GIVEN TASK -
Repeat the records below exactly, leaving out every picture.

SUPPLIED DATA -

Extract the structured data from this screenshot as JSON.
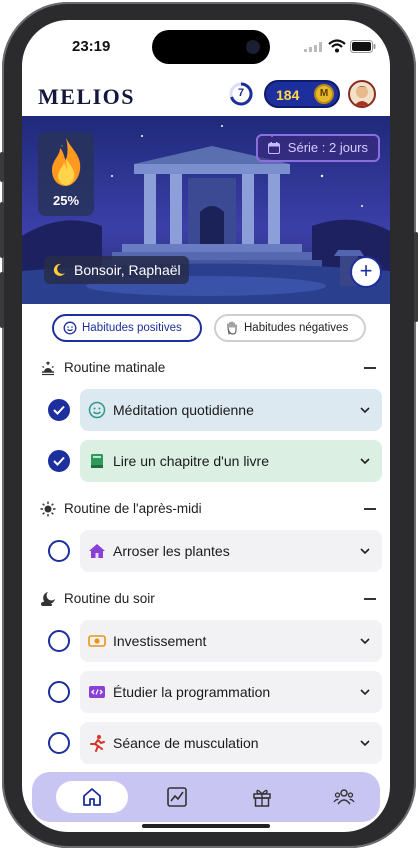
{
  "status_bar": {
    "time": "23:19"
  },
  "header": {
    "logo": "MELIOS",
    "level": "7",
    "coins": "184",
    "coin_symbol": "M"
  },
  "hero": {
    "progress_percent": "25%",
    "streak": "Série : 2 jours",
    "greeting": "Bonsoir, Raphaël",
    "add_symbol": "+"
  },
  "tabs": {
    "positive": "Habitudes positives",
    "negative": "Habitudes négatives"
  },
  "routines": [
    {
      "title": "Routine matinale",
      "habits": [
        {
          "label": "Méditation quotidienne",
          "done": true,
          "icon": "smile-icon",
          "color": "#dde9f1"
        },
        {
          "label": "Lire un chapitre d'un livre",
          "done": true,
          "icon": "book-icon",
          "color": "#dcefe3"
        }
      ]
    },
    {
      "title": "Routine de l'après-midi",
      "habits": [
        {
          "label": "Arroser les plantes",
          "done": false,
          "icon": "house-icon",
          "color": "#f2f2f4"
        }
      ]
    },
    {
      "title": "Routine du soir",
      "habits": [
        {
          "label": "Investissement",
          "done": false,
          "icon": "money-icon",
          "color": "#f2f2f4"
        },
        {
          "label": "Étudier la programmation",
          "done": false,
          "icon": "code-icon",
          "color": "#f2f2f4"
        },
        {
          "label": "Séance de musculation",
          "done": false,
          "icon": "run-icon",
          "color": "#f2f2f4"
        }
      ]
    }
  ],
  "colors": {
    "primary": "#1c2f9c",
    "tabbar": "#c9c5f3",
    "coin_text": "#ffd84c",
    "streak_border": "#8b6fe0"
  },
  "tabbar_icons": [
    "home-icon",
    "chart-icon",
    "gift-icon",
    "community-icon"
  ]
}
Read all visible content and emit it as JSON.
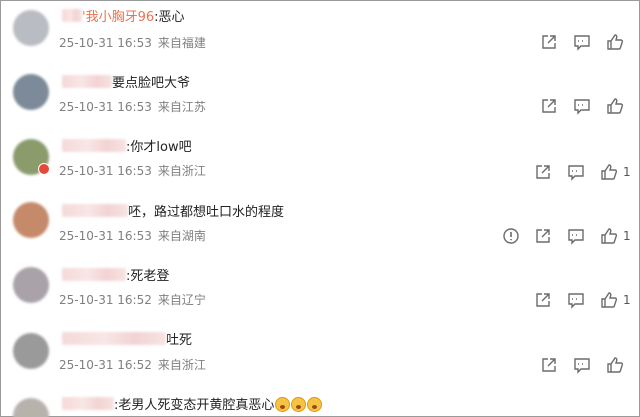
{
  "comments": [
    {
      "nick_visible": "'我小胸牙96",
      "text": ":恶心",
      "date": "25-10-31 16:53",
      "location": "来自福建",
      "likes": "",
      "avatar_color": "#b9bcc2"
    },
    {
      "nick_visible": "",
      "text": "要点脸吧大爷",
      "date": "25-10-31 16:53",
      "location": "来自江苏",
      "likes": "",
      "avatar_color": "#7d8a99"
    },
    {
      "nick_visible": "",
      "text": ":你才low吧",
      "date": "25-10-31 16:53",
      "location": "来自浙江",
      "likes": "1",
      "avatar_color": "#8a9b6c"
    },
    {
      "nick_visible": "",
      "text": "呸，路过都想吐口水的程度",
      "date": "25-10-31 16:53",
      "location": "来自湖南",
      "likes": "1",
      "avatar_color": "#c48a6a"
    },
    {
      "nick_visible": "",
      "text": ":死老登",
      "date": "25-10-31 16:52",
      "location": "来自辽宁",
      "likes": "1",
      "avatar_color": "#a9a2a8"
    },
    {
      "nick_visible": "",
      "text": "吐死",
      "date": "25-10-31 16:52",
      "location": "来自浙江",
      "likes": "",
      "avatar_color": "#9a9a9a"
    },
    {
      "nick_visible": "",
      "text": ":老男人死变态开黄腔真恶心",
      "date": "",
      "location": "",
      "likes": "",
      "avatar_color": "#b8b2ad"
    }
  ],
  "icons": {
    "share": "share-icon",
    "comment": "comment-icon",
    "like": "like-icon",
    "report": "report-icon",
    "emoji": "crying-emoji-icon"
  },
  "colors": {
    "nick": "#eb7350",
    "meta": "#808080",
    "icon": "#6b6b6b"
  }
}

FINISHED EXERCISE -
Extract the structured data from this screenshot as JSON.
{
  "status_bar": {
    "time": "23:19"
  },
  "header": {
    "logo": "MELIOS",
    "level": "7",
    "coins": "184",
    "coin_symbol": "M"
  },
  "hero": {
    "progress_percent": "25%",
    "streak": "Série : 2 jours",
    "greeting": "Bonsoir, Raphaël",
    "add_symbol": "+"
  },
  "tabs": {
    "positive": "Habitudes positives",
    "negative": "Habitudes négatives"
  },
  "routines": [
    {
      "title": "Routine matinale",
      "habits": [
        {
          "label": "Méditation quotidienne",
          "done": true,
          "icon": "smile-icon",
          "color": "#dde9f1"
        },
        {
          "label": "Lire un chapitre d'un livre",
          "done": true,
          "icon": "book-icon",
          "color": "#dcefe3"
        }
      ]
    },
    {
      "title": "Routine de l'après-midi",
      "habits": [
        {
          "label": "Arroser les plantes",
          "done": false,
          "icon": "house-icon",
          "color": "#f2f2f4"
        }
      ]
    },
    {
      "title": "Routine du soir",
      "habits": [
        {
          "label": "Investissement",
          "done": false,
          "icon": "money-icon",
          "color": "#f2f2f4"
        },
        {
          "label": "Étudier la programmation",
          "done": false,
          "icon": "code-icon",
          "color": "#f2f2f4"
        },
        {
          "label": "Séance de musculation",
          "done": false,
          "icon": "run-icon",
          "color": "#f2f2f4"
        }
      ]
    }
  ],
  "colors": {
    "primary": "#1c2f9c",
    "tabbar": "#c9c5f3",
    "coin_text": "#ffd84c",
    "streak_border": "#8b6fe0"
  },
  "tabbar_icons": [
    "home-icon",
    "chart-icon",
    "gift-icon",
    "community-icon"
  ]
}
Read all visible content and emit it as JSON.
{
  "comments": [
    {
      "nick_visible": "'我小胸牙96",
      "text": ":恶心",
      "date": "25-10-31 16:53",
      "location": "来自福建",
      "likes": "",
      "avatar_color": "#b9bcc2"
    },
    {
      "nick_visible": "",
      "text": "要点脸吧大爷",
      "date": "25-10-31 16:53",
      "location": "来自江苏",
      "likes": "",
      "avatar_color": "#7d8a99"
    },
    {
      "nick_visible": "",
      "text": ":你才low吧",
      "date": "25-10-31 16:53",
      "location": "来自浙江",
      "likes": "1",
      "avatar_color": "#8a9b6c"
    },
    {
      "nick_visible": "",
      "text": "呸，路过都想吐口水的程度",
      "date": "25-10-31 16:53",
      "location": "来自湖南",
      "likes": "1",
      "avatar_color": "#c48a6a"
    },
    {
      "nick_visible": "",
      "text": ":死老登",
      "date": "25-10-31 16:52",
      "location": "来自辽宁",
      "likes": "1",
      "avatar_color": "#a9a2a8"
    },
    {
      "nick_visible": "",
      "text": "吐死",
      "date": "25-10-31 16:52",
      "location": "来自浙江",
      "likes": "",
      "avatar_color": "#9a9a9a"
    },
    {
      "nick_visible": "",
      "text": ":老男人死变态开黄腔真恶心",
      "date": "",
      "location": "",
      "likes": "",
      "avatar_color": "#b8b2ad"
    }
  ],
  "icons": {
    "share": "share-icon",
    "comment": "comment-icon",
    "like": "like-icon",
    "report": "report-icon",
    "emoji": "crying-emoji-icon"
  },
  "colors": {
    "nick": "#eb7350",
    "meta": "#808080",
    "icon": "#6b6b6b"
  }
}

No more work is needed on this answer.